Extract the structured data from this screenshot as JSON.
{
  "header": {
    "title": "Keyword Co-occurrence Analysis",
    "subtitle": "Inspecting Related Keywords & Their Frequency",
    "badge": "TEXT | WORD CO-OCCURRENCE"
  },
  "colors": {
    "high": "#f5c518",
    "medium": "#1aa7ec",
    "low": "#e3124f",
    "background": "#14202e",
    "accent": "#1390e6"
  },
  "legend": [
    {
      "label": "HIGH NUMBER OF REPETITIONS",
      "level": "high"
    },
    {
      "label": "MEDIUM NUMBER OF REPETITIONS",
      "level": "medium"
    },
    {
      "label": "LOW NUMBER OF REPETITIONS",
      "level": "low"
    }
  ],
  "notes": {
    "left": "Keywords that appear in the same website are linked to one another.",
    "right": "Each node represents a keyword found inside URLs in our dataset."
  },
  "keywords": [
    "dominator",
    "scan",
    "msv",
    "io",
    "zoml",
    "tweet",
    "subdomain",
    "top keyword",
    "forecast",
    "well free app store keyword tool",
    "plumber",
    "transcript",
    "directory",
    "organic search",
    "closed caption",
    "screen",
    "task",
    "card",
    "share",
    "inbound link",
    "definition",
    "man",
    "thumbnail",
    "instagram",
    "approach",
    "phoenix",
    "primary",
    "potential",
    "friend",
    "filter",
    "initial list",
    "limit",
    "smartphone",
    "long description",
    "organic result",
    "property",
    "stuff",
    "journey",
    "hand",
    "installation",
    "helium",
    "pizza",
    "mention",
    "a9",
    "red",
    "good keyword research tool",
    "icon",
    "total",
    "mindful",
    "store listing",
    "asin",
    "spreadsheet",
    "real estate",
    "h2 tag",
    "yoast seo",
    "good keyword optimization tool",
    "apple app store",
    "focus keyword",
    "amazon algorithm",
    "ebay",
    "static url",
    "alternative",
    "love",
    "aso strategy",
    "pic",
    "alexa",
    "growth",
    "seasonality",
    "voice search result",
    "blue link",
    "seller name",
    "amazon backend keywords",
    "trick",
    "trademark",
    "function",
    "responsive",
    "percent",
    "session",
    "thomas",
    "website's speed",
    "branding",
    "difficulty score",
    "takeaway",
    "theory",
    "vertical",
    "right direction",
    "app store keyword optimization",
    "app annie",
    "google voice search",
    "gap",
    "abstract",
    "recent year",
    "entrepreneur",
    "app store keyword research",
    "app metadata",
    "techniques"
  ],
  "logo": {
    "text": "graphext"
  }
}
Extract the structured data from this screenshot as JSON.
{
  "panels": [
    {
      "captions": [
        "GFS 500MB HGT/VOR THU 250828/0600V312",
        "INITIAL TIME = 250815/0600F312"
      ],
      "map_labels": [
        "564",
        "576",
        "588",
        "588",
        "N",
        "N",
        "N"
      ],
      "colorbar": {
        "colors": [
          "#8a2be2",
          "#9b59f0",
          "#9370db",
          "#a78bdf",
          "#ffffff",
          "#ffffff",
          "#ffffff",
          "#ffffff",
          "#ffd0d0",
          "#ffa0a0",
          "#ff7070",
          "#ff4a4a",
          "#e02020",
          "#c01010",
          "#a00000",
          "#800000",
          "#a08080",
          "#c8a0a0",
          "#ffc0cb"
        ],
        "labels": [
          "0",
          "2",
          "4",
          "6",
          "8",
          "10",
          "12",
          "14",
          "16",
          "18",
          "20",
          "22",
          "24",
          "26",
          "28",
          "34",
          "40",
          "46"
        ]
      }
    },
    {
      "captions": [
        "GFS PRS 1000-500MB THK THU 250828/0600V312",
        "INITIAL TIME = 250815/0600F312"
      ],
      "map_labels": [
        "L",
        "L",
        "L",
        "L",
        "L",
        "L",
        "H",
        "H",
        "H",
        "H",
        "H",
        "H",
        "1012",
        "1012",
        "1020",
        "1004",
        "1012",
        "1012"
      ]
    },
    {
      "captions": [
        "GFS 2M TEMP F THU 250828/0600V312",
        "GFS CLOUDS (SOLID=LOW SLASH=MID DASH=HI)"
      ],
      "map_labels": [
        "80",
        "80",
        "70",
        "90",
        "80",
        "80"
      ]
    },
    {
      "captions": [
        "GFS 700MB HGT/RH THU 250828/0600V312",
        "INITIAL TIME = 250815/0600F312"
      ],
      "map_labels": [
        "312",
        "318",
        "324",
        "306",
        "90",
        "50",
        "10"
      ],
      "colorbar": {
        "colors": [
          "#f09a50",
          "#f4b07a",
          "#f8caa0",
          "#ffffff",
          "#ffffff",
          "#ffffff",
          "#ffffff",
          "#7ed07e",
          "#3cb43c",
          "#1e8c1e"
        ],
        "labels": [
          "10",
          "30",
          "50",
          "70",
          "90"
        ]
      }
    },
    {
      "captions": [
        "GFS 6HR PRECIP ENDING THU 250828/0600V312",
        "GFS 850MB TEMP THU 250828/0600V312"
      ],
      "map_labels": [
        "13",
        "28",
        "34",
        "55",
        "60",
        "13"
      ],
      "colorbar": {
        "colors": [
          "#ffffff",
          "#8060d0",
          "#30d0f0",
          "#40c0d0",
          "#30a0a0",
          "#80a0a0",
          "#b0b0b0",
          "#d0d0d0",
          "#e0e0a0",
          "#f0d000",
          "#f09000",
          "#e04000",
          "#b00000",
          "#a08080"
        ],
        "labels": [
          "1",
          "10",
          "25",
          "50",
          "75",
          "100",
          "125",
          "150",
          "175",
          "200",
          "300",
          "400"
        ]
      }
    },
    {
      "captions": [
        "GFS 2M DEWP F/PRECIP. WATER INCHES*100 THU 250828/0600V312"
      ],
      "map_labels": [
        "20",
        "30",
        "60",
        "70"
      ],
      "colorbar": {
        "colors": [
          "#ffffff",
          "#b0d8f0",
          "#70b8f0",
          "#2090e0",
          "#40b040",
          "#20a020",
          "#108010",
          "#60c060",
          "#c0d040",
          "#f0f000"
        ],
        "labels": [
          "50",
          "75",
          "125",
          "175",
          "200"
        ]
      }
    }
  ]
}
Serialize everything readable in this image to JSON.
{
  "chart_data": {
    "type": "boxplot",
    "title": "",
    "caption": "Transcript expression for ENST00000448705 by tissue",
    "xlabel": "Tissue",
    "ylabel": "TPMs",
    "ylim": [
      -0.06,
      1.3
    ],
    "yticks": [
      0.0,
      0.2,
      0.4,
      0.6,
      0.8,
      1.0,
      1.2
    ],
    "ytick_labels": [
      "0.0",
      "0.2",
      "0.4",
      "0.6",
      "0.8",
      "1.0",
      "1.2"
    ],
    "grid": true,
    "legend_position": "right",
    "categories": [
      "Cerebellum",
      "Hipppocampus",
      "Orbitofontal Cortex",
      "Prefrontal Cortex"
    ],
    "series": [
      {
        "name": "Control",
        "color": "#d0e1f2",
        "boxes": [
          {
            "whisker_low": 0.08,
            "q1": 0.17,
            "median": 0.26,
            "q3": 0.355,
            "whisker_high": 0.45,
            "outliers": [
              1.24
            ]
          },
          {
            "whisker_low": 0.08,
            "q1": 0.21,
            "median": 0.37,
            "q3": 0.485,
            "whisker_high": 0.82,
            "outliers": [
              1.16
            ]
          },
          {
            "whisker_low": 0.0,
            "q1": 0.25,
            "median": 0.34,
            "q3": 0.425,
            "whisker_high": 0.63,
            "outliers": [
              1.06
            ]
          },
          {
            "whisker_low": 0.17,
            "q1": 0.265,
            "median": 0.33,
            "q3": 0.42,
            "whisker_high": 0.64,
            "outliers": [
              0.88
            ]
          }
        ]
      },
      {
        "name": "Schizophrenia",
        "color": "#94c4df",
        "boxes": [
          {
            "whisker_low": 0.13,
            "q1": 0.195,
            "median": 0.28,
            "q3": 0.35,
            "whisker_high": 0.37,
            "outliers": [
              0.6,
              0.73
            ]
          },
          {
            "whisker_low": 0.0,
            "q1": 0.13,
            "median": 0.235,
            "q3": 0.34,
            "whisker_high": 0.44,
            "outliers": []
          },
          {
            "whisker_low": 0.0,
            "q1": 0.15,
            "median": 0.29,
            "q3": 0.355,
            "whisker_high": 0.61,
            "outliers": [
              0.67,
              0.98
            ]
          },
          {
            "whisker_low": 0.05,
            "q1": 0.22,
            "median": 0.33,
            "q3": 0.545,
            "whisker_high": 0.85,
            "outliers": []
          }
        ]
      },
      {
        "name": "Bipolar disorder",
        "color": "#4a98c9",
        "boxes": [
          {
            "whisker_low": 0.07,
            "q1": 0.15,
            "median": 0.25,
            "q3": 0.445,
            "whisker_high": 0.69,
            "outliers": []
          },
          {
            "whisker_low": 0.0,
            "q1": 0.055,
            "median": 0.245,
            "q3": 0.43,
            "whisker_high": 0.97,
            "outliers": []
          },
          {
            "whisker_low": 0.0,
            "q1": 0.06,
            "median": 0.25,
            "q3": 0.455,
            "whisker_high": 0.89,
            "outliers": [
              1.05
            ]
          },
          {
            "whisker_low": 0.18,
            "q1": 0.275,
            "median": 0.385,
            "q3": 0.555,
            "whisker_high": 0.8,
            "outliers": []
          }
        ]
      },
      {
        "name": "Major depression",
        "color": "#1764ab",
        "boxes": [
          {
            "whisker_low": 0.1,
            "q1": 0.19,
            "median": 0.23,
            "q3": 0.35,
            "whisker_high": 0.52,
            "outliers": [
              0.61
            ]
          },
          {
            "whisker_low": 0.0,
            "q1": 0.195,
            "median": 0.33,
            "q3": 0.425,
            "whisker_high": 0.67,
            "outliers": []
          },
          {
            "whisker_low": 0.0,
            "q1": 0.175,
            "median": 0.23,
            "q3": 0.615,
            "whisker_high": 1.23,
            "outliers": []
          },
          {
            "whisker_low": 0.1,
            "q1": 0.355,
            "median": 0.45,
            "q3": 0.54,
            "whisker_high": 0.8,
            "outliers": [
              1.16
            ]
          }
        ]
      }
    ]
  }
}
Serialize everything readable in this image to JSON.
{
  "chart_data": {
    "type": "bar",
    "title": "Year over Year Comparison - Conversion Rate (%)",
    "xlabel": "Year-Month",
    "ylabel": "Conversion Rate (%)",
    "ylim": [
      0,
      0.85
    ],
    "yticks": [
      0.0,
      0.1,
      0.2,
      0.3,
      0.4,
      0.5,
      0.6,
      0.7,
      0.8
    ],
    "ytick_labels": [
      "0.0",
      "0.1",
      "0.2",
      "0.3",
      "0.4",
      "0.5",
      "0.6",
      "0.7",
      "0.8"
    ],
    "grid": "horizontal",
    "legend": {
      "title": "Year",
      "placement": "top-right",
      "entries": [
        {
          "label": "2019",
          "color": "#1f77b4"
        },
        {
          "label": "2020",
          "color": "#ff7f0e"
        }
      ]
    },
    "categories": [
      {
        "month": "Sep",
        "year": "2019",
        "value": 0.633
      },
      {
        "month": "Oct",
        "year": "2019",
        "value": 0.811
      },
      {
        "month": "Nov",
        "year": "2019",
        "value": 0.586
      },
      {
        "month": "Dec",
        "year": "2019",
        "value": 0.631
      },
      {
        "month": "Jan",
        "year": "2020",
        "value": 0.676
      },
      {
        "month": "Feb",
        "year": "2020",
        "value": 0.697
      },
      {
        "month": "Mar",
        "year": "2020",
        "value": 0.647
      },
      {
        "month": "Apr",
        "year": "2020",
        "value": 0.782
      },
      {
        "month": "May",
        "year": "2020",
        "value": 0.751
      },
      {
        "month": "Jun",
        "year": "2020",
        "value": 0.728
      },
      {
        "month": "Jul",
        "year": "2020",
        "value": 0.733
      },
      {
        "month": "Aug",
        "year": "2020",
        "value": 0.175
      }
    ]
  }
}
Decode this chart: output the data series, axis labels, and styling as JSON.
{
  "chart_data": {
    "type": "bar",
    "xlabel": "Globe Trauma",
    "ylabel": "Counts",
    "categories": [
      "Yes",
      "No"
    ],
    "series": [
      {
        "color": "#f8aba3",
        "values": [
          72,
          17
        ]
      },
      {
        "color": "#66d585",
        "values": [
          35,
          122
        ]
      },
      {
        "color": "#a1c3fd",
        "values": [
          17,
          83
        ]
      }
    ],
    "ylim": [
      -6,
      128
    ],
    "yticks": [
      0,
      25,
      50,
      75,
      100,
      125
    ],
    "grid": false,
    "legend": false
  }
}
####
### Requirements
The line containing "Decode this chart: output" marks the start; retype it and each line after it through the end of the records above, exactly.

### Problem solution
Decode this chart: output the data series, axis labels, and styling as JSON.
{
  "chart_data": {
    "type": "bar",
    "xlabel": "Globe Trauma",
    "ylabel": "Counts",
    "categories": [
      "Yes",
      "No"
    ],
    "series": [
      {
        "color": "#f8aba3",
        "values": [
          72,
          17
        ]
      },
      {
        "color": "#66d585",
        "values": [
          35,
          122
        ]
      },
      {
        "color": "#a1c3fd",
        "values": [
          17,
          83
        ]
      }
    ],
    "ylim": [
      -6,
      128
    ],
    "yticks": [
      0,
      25,
      50,
      75,
      100,
      125
    ],
    "grid": false,
    "legend": false
  }
}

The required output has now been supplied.